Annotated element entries
>>>
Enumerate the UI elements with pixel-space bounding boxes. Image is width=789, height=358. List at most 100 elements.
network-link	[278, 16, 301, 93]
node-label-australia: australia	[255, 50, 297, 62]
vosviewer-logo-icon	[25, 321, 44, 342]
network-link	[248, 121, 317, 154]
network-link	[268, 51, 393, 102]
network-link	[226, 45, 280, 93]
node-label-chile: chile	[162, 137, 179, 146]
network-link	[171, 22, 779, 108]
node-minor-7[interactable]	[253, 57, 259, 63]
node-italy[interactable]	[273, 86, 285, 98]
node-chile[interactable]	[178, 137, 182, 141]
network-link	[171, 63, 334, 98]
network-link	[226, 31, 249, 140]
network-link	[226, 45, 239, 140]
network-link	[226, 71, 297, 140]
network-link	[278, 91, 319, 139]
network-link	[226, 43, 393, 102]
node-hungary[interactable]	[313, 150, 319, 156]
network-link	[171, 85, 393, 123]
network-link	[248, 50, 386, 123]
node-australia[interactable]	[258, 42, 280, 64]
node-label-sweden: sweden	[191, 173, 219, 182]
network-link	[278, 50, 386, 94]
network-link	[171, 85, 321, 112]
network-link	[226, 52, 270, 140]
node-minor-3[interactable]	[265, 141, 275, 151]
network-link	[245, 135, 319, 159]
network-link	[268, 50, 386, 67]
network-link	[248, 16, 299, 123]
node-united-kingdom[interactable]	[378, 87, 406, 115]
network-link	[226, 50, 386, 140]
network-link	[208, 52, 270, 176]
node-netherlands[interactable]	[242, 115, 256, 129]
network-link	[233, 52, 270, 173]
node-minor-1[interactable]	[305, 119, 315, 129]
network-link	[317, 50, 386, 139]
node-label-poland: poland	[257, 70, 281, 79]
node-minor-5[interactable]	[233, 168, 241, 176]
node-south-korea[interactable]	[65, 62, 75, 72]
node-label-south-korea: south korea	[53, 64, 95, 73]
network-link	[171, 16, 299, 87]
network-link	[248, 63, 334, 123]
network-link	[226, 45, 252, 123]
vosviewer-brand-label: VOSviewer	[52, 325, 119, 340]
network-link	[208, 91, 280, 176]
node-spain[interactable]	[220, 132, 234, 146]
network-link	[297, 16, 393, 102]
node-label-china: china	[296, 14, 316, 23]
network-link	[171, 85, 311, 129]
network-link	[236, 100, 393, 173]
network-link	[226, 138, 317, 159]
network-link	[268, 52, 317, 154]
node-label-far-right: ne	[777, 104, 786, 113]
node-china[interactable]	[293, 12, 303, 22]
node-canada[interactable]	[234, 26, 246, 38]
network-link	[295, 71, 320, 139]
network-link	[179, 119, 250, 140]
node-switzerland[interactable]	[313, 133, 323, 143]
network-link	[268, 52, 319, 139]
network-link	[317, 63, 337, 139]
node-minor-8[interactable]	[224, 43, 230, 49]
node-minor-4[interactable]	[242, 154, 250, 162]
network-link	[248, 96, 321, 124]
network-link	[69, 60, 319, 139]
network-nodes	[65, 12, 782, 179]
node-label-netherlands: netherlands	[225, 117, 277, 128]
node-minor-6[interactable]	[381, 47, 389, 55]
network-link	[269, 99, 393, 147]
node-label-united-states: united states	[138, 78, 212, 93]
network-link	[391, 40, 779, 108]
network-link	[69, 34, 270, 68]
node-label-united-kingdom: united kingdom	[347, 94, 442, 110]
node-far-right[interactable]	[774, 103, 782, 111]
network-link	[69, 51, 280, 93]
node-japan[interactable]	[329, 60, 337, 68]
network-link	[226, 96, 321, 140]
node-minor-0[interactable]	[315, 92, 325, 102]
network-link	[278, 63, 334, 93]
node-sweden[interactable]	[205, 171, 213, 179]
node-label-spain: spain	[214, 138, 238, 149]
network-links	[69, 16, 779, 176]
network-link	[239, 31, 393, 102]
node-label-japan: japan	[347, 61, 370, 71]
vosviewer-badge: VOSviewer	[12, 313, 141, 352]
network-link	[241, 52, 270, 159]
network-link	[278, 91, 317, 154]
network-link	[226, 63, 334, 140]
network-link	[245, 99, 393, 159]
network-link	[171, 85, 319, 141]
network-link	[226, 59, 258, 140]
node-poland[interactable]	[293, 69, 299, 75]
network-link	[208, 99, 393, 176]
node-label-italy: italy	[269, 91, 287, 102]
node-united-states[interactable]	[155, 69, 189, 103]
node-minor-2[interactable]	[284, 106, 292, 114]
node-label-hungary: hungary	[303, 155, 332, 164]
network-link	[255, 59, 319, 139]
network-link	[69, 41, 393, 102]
<<<
▶ **The exercise**
Write out the lines word for word, from the very first one down to the line containing "45, 280, 93]", including both ends.

▶ **Written answer**
Enumerate the UI elements with pixel-space bounding boxes. Image is width=789, height=358. List at most 100 elements.
network-link	[278, 16, 301, 93]
node-label-australia: australia	[255, 50, 297, 62]
vosviewer-logo-icon	[25, 321, 44, 342]
network-link	[248, 121, 317, 154]
network-link	[268, 51, 393, 102]
network-link	[226, 45, 280, 93]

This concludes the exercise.